- [Input records]:
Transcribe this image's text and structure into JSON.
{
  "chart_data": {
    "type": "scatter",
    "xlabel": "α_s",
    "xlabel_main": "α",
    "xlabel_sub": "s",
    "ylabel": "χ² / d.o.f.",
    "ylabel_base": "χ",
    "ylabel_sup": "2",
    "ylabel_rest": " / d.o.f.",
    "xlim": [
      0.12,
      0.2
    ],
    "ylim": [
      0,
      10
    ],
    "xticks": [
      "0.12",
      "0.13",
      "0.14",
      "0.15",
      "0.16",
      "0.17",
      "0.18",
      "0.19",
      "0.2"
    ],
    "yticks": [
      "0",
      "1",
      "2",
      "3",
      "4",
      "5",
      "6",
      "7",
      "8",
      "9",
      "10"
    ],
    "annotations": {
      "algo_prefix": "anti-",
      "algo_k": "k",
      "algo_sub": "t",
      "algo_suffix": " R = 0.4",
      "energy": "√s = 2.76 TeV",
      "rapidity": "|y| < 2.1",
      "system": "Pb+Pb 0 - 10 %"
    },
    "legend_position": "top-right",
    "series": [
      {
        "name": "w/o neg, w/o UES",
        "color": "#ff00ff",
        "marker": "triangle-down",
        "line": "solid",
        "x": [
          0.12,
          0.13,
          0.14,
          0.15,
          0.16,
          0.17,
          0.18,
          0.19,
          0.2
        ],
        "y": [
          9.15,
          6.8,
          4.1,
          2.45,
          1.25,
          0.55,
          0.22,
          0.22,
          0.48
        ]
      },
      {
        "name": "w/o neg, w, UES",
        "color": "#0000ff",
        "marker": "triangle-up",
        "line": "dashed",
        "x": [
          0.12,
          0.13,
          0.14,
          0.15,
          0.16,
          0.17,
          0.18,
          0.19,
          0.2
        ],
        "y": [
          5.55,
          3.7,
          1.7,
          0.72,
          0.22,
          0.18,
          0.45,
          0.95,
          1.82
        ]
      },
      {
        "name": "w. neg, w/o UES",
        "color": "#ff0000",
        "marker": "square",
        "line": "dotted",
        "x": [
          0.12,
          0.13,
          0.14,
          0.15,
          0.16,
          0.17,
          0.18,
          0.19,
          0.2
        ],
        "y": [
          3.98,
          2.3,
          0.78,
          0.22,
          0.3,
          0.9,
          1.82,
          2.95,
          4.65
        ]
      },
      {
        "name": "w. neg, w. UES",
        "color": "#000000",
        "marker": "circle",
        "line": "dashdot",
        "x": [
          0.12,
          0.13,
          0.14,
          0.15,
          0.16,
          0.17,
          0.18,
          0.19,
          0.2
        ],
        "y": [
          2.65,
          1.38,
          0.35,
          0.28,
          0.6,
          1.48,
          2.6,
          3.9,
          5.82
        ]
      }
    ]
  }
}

- [Given exercise]: Return the full listing, character for character.

- [Solution to the exercise]:
Transcribe this image's text and structure into JSON.
{
  "chart_data": {
    "type": "scatter",
    "xlabel": "α_s",
    "xlabel_main": "α",
    "xlabel_sub": "s",
    "ylabel": "χ² / d.o.f.",
    "ylabel_base": "χ",
    "ylabel_sup": "2",
    "ylabel_rest": " / d.o.f.",
    "xlim": [
      0.12,
      0.2
    ],
    "ylim": [
      0,
      10
    ],
    "xticks": [
      "0.12",
      "0.13",
      "0.14",
      "0.15",
      "0.16",
      "0.17",
      "0.18",
      "0.19",
      "0.2"
    ],
    "yticks": [
      "0",
      "1",
      "2",
      "3",
      "4",
      "5",
      "6",
      "7",
      "8",
      "9",
      "10"
    ],
    "annotations": {
      "algo_prefix": "anti-",
      "algo_k": "k",
      "algo_sub": "t",
      "algo_suffix": " R = 0.4",
      "energy": "√s = 2.76 TeV",
      "rapidity": "|y| < 2.1",
      "system": "Pb+Pb 0 - 10 %"
    },
    "legend_position": "top-right",
    "series": [
      {
        "name": "w/o neg, w/o UES",
        "color": "#ff00ff",
        "marker": "triangle-down",
        "line": "solid",
        "x": [
          0.12,
          0.13,
          0.14,
          0.15,
          0.16,
          0.17,
          0.18,
          0.19,
          0.2
        ],
        "y": [
          9.15,
          6.8,
          4.1,
          2.45,
          1.25,
          0.55,
          0.22,
          0.22,
          0.48
        ]
      },
      {
        "name": "w/o neg, w, UES",
        "color": "#0000ff",
        "marker": "triangle-up",
        "line": "dashed",
        "x": [
          0.12,
          0.13,
          0.14,
          0.15,
          0.16,
          0.17,
          0.18,
          0.19,
          0.2
        ],
        "y": [
          5.55,
          3.7,
          1.7,
          0.72,
          0.22,
          0.18,
          0.45,
          0.95,
          1.82
        ]
      },
      {
        "name": "w. neg, w/o UES",
        "color": "#ff0000",
        "marker": "square",
        "line": "dotted",
        "x": [
          0.12,
          0.13,
          0.14,
          0.15,
          0.16,
          0.17,
          0.18,
          0.19,
          0.2
        ],
        "y": [
          3.98,
          2.3,
          0.78,
          0.22,
          0.3,
          0.9,
          1.82,
          2.95,
          4.65
        ]
      },
      {
        "name": "w. neg, w. UES",
        "color": "#000000",
        "marker": "circle",
        "line": "dashdot",
        "x": [
          0.12,
          0.13,
          0.14,
          0.15,
          0.16,
          0.17,
          0.18,
          0.19,
          0.2
        ],
        "y": [
          2.65,
          1.38,
          0.35,
          0.28,
          0.6,
          1.48,
          2.6,
          3.9,
          5.82
        ]
      }
    ]
  }
}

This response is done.